#### Exercise goal
Collect every line of the records below that contains the word "муниципаль".

┄┄┄┄┄┄

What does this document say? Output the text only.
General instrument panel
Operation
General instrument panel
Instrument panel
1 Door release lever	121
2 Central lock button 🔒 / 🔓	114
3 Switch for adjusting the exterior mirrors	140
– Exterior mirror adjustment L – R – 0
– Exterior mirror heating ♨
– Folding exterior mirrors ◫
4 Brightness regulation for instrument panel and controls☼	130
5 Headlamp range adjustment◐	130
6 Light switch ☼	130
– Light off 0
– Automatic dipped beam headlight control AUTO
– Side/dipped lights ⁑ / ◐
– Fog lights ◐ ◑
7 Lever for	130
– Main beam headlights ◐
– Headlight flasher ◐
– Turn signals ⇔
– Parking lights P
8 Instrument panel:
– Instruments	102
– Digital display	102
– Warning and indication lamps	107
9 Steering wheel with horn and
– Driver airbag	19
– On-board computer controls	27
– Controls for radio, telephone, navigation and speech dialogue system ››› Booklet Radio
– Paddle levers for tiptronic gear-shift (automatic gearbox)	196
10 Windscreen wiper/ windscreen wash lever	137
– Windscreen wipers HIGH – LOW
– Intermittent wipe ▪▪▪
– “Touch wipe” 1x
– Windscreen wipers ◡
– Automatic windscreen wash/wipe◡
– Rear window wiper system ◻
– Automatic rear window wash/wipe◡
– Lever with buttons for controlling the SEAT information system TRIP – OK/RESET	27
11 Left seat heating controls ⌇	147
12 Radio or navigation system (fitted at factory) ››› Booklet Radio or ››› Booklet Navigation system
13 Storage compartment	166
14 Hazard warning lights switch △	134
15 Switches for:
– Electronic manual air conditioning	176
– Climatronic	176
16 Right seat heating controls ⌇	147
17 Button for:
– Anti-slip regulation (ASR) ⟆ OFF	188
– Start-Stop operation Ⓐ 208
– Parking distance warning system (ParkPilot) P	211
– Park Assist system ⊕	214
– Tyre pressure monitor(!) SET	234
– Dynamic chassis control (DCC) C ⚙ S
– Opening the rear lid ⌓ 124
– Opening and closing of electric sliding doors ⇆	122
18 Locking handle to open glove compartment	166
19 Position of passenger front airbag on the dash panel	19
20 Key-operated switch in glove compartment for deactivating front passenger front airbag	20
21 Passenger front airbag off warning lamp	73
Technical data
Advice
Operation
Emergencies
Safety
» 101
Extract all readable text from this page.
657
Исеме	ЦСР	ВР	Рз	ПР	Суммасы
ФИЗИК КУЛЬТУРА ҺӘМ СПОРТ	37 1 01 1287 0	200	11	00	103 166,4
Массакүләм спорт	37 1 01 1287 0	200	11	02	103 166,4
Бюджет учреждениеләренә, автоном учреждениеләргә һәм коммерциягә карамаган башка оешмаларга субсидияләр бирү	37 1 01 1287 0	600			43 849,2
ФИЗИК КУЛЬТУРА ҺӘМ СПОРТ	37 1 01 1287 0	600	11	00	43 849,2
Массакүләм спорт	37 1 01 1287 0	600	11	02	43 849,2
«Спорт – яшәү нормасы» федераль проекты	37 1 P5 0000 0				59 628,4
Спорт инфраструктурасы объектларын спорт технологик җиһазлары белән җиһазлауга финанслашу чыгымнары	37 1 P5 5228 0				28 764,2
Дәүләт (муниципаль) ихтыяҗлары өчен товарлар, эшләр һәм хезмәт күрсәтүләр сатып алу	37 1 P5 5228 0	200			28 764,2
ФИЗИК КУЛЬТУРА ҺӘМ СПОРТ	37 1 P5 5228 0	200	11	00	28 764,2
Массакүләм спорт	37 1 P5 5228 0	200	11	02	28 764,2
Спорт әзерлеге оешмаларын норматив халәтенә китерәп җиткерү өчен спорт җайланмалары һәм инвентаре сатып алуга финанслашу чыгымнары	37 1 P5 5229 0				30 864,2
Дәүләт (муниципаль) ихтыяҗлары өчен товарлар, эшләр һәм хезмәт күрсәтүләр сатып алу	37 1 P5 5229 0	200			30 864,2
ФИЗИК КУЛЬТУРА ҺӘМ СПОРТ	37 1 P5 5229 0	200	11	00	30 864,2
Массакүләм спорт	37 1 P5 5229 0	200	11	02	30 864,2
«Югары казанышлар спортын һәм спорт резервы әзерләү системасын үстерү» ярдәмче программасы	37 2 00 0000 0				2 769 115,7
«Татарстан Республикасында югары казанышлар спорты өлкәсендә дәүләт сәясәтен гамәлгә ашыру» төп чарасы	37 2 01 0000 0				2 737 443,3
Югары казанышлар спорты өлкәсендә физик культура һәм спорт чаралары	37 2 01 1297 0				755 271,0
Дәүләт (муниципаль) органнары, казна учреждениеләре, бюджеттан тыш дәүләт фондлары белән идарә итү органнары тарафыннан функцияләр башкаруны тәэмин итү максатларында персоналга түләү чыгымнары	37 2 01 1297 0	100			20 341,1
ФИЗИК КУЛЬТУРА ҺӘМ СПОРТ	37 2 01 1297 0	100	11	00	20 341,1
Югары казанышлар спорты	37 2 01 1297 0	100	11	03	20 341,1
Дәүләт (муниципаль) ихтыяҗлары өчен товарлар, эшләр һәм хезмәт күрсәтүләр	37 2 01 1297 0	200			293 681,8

┄┄┄┄┄┄

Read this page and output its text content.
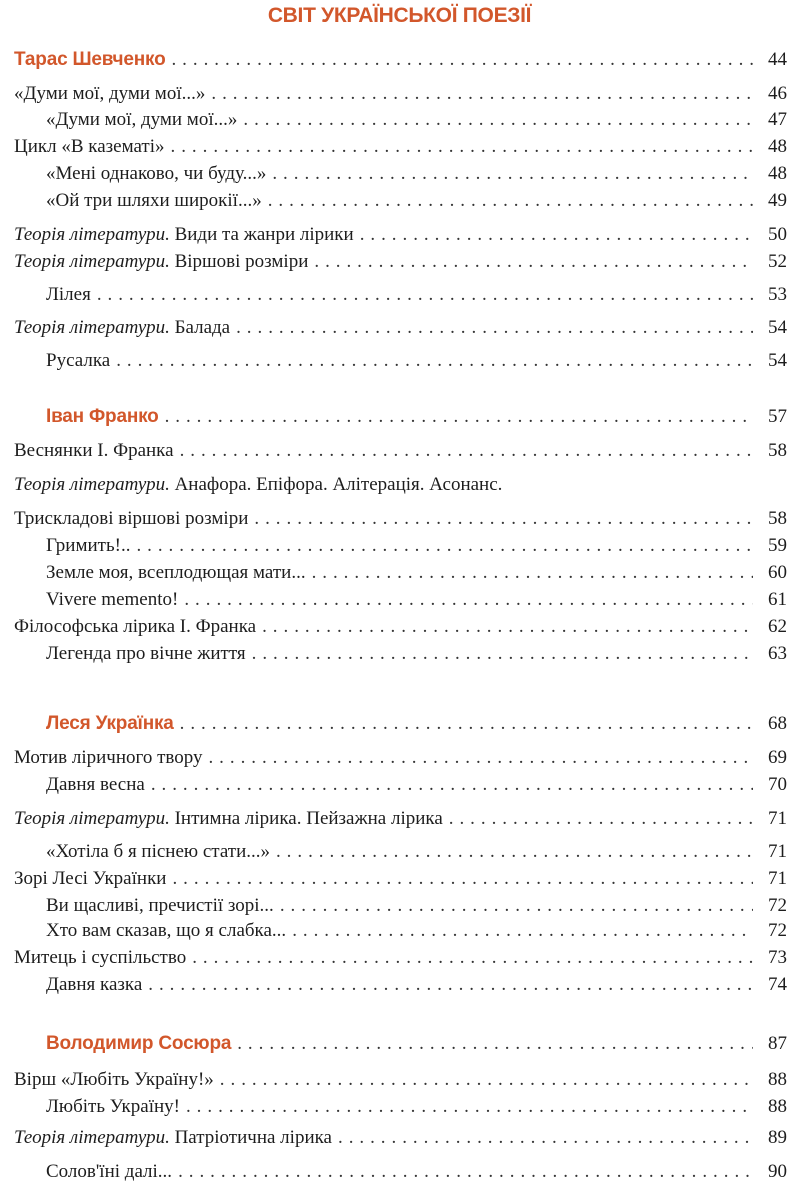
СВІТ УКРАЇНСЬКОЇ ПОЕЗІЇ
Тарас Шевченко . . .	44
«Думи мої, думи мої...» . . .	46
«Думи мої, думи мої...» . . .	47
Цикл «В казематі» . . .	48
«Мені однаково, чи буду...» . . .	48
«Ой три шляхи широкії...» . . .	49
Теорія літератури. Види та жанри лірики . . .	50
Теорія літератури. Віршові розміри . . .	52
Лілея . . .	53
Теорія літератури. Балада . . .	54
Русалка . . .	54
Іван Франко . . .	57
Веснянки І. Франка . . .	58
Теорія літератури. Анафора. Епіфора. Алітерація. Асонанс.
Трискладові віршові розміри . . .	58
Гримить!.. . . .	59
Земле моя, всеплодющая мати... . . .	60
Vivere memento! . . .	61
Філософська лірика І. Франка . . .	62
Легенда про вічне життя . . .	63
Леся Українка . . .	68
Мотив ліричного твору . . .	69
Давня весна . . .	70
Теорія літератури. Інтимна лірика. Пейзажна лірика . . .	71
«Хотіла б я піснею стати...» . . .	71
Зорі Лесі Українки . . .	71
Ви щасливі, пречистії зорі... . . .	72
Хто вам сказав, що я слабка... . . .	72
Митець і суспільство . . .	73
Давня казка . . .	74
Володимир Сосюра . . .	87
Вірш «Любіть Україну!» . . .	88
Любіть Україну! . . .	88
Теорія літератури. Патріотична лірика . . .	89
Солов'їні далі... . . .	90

┄┄┄┄┄┄

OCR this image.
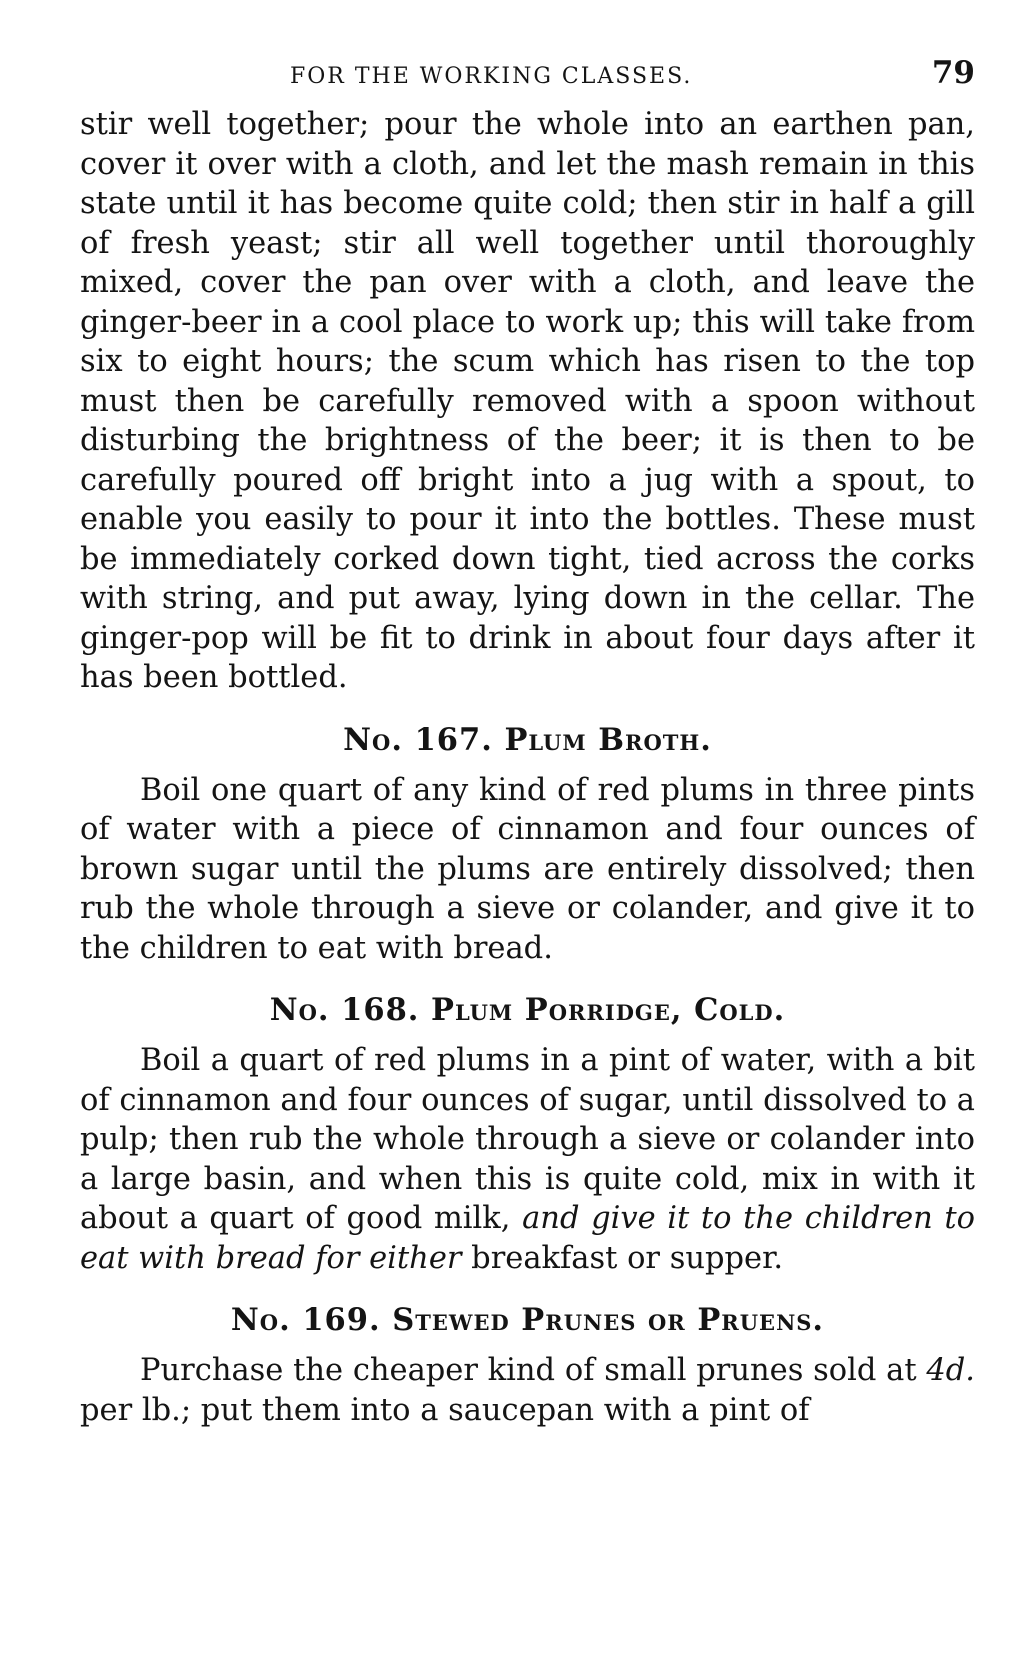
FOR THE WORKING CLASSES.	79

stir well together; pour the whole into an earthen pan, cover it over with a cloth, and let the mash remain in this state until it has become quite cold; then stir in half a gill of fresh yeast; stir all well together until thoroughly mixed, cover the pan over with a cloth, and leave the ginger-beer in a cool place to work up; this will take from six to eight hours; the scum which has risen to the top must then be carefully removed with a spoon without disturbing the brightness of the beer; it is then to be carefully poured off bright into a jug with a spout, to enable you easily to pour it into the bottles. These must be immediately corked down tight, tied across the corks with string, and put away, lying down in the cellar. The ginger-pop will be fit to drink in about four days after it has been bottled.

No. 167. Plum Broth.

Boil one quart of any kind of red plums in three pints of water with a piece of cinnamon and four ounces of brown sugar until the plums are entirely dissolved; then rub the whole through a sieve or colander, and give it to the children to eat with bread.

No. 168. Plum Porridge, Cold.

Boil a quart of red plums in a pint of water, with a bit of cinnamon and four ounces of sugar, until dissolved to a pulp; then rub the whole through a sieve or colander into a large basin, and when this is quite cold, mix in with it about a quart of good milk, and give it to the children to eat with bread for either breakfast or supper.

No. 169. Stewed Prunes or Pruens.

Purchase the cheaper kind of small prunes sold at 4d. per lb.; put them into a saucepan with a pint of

┄┄┄┄┄┄

#### Output of the task
Дәүләт (муниципаль) ихтыяҗлары өчен товарлар, эшләр һәм хезмәт күрсәтүләр сатып алу	37 1 P5 5228 0	200			28 764,2
Дәүләт (муниципаль) ихтыяҗлары өчен товарлар, эшләр һәм хезмәт күрсәтүләр сатып алу	37 1 P5 5229 0	200			30 864,2
Дәүләт (муниципаль) органнары, казна учреждениеләре, бюджеттан тыш дәүләт фондлары белән идарә итү органнары тарафыннан функцияләр башкаруны тәэмин итү максатларында персоналга түләү чыгымнары	37 2 01 1297 0	100			20 341,1
Дәүләт (муниципаль) ихтыяҗлары өчен товарлар, эшләр һәм хезмәт күрсәтүләр	37 2 01 1297 0	200			293 681,8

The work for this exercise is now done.